- Task -
Each record below should appear again exactly as written.

(Excerpt from a dataset)

--- Begin ---

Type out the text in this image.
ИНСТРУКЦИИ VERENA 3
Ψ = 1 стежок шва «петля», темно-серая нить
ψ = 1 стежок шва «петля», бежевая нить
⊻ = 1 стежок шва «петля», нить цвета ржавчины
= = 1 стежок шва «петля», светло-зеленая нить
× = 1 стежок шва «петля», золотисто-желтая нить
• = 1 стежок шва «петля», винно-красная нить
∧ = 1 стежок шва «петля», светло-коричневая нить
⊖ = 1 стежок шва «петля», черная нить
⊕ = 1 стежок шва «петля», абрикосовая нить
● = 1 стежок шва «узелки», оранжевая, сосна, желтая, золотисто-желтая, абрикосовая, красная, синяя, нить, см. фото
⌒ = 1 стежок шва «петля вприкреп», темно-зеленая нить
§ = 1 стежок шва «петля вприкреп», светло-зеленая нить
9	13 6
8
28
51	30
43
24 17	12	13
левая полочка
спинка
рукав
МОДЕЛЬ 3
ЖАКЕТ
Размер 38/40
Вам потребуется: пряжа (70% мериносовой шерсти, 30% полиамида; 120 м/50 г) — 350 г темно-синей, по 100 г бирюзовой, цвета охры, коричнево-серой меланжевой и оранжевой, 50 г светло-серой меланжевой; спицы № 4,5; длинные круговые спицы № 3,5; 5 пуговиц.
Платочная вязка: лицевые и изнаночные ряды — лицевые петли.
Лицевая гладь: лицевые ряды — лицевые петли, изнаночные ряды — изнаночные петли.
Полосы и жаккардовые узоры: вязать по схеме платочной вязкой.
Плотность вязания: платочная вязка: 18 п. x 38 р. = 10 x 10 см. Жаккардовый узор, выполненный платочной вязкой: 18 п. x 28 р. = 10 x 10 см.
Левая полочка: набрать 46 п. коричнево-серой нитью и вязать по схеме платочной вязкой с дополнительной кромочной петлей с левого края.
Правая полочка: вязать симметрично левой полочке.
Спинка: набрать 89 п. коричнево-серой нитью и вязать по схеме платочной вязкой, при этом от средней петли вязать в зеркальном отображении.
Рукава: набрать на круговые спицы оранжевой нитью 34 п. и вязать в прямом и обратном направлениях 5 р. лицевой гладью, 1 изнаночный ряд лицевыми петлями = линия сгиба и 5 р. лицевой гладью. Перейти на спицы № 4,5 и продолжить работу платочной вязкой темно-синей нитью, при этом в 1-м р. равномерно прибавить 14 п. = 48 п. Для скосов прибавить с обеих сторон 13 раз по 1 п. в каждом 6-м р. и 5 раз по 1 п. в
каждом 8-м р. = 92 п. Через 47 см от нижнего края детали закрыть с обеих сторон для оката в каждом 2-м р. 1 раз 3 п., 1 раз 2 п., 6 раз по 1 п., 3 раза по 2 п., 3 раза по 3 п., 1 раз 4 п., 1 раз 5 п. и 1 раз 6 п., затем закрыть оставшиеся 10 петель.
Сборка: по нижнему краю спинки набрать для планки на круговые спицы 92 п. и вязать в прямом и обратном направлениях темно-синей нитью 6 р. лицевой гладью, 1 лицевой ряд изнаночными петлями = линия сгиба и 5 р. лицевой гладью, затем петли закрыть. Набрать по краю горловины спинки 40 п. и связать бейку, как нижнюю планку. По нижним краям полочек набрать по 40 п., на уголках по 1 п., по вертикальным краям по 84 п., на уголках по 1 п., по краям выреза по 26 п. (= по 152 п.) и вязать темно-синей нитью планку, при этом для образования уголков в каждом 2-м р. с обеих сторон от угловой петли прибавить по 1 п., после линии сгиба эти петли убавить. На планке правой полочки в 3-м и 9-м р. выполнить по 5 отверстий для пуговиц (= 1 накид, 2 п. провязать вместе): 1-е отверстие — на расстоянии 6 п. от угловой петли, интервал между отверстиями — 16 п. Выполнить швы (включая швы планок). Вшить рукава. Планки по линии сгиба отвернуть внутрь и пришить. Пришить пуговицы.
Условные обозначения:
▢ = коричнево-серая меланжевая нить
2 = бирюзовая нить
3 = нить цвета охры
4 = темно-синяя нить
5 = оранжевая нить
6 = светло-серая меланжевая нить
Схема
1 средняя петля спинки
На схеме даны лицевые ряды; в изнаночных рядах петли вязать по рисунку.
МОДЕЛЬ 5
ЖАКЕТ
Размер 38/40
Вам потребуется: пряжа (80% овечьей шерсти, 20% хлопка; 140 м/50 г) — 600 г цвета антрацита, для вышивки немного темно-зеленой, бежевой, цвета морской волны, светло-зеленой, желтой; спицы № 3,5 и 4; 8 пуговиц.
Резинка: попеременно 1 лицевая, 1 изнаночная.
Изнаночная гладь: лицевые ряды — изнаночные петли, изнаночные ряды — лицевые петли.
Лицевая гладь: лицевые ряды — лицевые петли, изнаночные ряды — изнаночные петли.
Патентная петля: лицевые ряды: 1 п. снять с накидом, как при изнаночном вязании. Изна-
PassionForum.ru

--- End ---

- Output -
Type out the text in this image.
ИНСТРУКЦИИ VERENA 3
Ψ = 1 стежок шва «петля», темно-серая нить
ψ = 1 стежок шва «петля», бежевая нить
⊻ = 1 стежок шва «петля», нить цвета ржавчины
= = 1 стежок шва «петля», светло-зеленая нить
× = 1 стежок шва «петля», золотисто-желтая нить
• = 1 стежок шва «петля», винно-красная нить
∧ = 1 стежок шва «петля», светло-коричневая нить
⊖ = 1 стежок шва «петля», черная нить
⊕ = 1 стежок шва «петля», абрикосовая нить
● = 1 стежок шва «узелки», оранжевая, сосна, желтая, золотисто-желтая, абрикосовая, красная, синяя, нить, см. фото
⌒ = 1 стежок шва «петля вприкреп», темно-зеленая нить
§ = 1 стежок шва «петля вприкреп», светло-зеленая нить
9	13 6
8
28
51	30
43
24 17	12	13
левая полочка
спинка
рукав
МОДЕЛЬ 3
ЖАКЕТ
Размер 38/40
Вам потребуется: пряжа (70% мериносовой шерсти, 30% полиамида; 120 м/50 г) — 350 г темно-синей, по 100 г бирюзовой, цвета охры, коричнево-серой меланжевой и оранжевой, 50 г светло-серой меланжевой; спицы № 4,5; длинные круговые спицы № 3,5; 5 пуговиц.
Платочная вязка: лицевые и изнаночные ряды — лицевые петли.
Лицевая гладь: лицевые ряды — лицевые петли, изнаночные ряды — изнаночные петли.
Полосы и жаккардовые узоры: вязать по схеме платочной вязкой.
Плотность вязания: платочная вязка: 18 п. x 38 р. = 10 x 10 см. Жаккардовый узор, выполненный платочной вязкой: 18 п. x 28 р. = 10 x 10 см.
Левая полочка: набрать 46 п. коричнево-серой нитью и вязать по схеме платочной вязкой с дополнительной кромочной петлей с левого края.
Правая полочка: вязать симметрично левой полочке.
Спинка: набрать 89 п. коричнево-серой нитью и вязать по схеме платочной вязкой, при этом от средней петли вязать в зеркальном отображении.
Рукава: набрать на круговые спицы оранжевой нитью 34 п. и вязать в прямом и обратном направлениях 5 р. лицевой гладью, 1 изнаночный ряд лицевыми петлями = линия сгиба и 5 р. лицевой гладью. Перейти на спицы № 4,5 и продолжить работу платочной вязкой темно-синей нитью, при этом в 1-м р. равномерно прибавить 14 п. = 48 п. Для скосов прибавить с обеих сторон 13 раз по 1 п. в каждом 6-м р. и 5 раз по 1 п. в
каждом 8-м р. = 92 п. Через 47 см от нижнего края детали закрыть с обеих сторон для оката в каждом 2-м р. 1 раз 3 п., 1 раз 2 п., 6 раз по 1 п., 3 раза по 2 п., 3 раза по 3 п., 1 раз 4 п., 1 раз 5 п. и 1 раз 6 п., затем закрыть оставшиеся 10 петель.
Сборка: по нижнему краю спинки набрать для планки на круговые спицы 92 п. и вязать в прямом и обратном направлениях темно-синей нитью 6 р. лицевой гладью, 1 лицевой ряд изнаночными петлями = линия сгиба и 5 р. лицевой гладью, затем петли закрыть. Набрать по краю горловины спинки 40 п. и связать бейку, как нижнюю планку. По нижним краям полочек набрать по 40 п., на уголках по 1 п., по вертикальным краям по 84 п., на уголках по 1 п., по краям выреза по 26 п. (= по 152 п.) и вязать темно-синей нитью планку, при этом для образования уголков в каждом 2-м р. с обеих сторон от угловой петли прибавить по 1 п., после линии сгиба эти петли убавить. На планке правой полочки в 3-м и 9-м р. выполнить по 5 отверстий для пуговиц (= 1 накид, 2 п. провязать вместе): 1-е отверстие — на расстоянии 6 п. от угловой петли, интервал между отверстиями — 16 п. Выполнить швы (включая швы планок). Вшить рукава. Планки по линии сгиба отвернуть внутрь и пришить. Пришить пуговицы.
Условные обозначения:
▢ = коричнево-серая меланжевая нить
2 = бирюзовая нить
3 = нить цвета охры
4 = темно-синяя нить
5 = оранжевая нить
6 = светло-серая меланжевая нить
Схема
1 средняя петля спинки
На схеме даны лицевые ряды; в изнаночных рядах петли вязать по рисунку.
МОДЕЛЬ 5
ЖАКЕТ
Размер 38/40
Вам потребуется: пряжа (80% овечьей шерсти, 20% хлопка; 140 м/50 г) — 600 г цвета антрацита, для вышивки немного темно-зеленой, бежевой, цвета морской волны, светло-зеленой, желтой; спицы № 3,5 и 4; 8 пуговиц.
Резинка: попеременно 1 лицевая, 1 изнаночная.
Изнаночная гладь: лицевые ряды — изнаночные петли, изнаночные ряды — лицевые петли.
Лицевая гладь: лицевые ряды — лицевые петли, изнаночные ряды — изнаночные петли.
Патентная петля: лицевые ряды: 1 п. снять с накидом, как при изнаночном вязании. Изна-
PassionForum.ru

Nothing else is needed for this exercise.